---------- Supplied passage

Baronets of Scotland or Nova Scotia were granted the Arms of Nova Scotia in their armorial bearings and the right to wear about the neck the badge of Nova Scotia, suspended by an orange-tawny ribbon. This consists of an escutcheon argent with a saltire azure, an inescutcheon of the arms of Scotland, with an Imperial Crown above the escutcheon, and encircled with the motto Fax mentis Honestae Gloria. This badge may be shown suspended by the ribbon below the shield of arms.
Baronets of England and Ireland applied to King Charles I for permission to wear a badge. Although a badge was worn in the 17th century, it was not until 1929 that King George V granted permission for all baronets (other than those of Scotland) to wear badges.
Addressing a baronet, the wife of a baronet, or a baronetess
A baronet is referred to and addressed as, for example, "Sir <Joseph>" (using his forename). The correct style on an envelope for a baronet who has no other titles is "Sir <Joseph Bloggs>, Bt." or "Sir <Joseph Bloggs>, Bart." The letter would commence: "Dear Sir <Joseph>".

--------------------
---------- Given information

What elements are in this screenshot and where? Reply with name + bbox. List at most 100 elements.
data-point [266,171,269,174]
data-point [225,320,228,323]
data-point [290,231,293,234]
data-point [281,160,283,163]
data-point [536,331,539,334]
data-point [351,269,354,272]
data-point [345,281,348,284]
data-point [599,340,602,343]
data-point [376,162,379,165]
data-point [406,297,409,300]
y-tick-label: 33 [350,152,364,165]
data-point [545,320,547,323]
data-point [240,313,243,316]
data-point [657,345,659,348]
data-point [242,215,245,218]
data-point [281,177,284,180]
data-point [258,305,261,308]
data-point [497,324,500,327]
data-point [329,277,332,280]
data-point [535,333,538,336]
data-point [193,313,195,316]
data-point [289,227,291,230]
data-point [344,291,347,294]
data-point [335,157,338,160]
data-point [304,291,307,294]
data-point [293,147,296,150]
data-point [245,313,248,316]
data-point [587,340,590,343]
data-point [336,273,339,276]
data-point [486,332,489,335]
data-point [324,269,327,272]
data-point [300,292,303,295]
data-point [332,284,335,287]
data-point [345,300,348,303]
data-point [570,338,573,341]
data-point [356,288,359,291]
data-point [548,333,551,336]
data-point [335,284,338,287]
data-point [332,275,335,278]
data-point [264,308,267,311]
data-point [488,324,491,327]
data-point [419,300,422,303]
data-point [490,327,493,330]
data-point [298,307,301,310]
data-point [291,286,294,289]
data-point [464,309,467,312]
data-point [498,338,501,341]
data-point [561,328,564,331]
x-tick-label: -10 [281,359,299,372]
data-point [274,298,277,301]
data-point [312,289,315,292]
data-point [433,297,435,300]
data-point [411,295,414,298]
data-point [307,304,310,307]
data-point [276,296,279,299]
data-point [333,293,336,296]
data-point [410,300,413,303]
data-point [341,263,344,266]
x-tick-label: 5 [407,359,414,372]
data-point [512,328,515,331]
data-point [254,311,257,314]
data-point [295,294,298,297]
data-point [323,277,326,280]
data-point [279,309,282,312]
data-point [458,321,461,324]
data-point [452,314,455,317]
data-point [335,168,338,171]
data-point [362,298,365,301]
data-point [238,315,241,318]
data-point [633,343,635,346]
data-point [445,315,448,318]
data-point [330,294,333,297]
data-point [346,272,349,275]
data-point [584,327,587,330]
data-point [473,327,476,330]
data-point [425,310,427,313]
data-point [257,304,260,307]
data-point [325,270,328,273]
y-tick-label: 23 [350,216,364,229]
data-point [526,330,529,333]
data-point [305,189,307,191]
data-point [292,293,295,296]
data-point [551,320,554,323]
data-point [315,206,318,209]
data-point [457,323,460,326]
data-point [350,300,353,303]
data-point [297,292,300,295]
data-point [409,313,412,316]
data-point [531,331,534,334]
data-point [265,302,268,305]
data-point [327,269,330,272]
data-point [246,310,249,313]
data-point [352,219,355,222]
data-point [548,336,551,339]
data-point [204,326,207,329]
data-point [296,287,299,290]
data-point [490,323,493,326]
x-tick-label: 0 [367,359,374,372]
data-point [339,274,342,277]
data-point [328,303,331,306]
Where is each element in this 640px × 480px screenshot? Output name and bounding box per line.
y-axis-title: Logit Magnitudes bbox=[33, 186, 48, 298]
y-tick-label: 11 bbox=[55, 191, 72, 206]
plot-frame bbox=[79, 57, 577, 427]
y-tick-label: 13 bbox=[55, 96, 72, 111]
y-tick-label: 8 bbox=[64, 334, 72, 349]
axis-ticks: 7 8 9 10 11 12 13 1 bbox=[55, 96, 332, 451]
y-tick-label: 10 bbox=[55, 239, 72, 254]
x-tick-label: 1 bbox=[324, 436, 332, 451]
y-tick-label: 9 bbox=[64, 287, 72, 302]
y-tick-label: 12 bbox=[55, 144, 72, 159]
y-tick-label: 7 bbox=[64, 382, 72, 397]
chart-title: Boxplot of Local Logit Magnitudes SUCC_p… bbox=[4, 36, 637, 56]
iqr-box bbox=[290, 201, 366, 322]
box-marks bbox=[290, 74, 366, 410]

--------------------

* **Problem set**:
**1)** Answer these questions from the passage on baronets:
(a) What color is the ribbon that suspends the badge of Nova Scotia?
(b) To which king did baronets of England and Ireland apply for permission to wear a badge?
(c) In what year did King George V allow all baronets other than those of Scotland to wear badges?
**2)** Transcribe the stretch of the passage on baronets from "Baronets of England" through "to wear badges.".

* **Solutions to the problems**:
**1)**
(a) Orange-tawny
(b) King Charles I
(c) 1929

**2)**
Baronets of England and Ireland applied to King Charles I for permission to wear a badge. Although a badge was worn in the 17th century, it was not until 1929 that King George V granted permission for all baronets (other than those of Scotland) to wear badges.